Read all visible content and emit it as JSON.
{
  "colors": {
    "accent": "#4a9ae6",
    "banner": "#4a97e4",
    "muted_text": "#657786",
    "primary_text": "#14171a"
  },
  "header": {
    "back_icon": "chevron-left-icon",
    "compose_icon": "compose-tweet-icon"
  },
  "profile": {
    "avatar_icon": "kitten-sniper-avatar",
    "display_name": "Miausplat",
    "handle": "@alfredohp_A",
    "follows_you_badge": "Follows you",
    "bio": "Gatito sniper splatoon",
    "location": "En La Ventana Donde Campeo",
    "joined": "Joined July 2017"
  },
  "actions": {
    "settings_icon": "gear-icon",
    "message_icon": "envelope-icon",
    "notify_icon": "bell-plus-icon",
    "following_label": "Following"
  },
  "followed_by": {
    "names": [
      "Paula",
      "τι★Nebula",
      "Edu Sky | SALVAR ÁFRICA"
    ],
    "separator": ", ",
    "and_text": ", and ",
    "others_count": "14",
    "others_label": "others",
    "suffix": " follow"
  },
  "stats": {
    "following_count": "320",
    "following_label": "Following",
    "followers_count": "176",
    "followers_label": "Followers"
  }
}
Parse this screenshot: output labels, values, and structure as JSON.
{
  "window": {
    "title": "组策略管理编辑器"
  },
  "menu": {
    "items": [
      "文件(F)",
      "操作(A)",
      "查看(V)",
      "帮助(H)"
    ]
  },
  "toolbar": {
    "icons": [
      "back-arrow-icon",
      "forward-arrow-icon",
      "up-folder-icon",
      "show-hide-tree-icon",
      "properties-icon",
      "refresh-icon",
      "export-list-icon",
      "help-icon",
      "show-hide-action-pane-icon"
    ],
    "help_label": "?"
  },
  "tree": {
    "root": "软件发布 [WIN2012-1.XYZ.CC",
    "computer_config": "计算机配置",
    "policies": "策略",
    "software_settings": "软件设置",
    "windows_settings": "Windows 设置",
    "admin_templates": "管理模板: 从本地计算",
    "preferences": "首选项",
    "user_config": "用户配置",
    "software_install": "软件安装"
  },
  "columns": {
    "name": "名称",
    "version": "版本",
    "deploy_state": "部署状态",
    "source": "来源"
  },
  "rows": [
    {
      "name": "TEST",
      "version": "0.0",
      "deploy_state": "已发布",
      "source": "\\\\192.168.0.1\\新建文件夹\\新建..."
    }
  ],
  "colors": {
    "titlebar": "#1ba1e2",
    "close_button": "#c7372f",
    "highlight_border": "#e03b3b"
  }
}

▬▬▬▬▬▬▬▬▬▬

- _PROBLEM DESCRIPTION_
Looking at the records above, say how many lines hold the string "sniper". Write nothing but the number.

- _WRITTEN RESPONSE_
2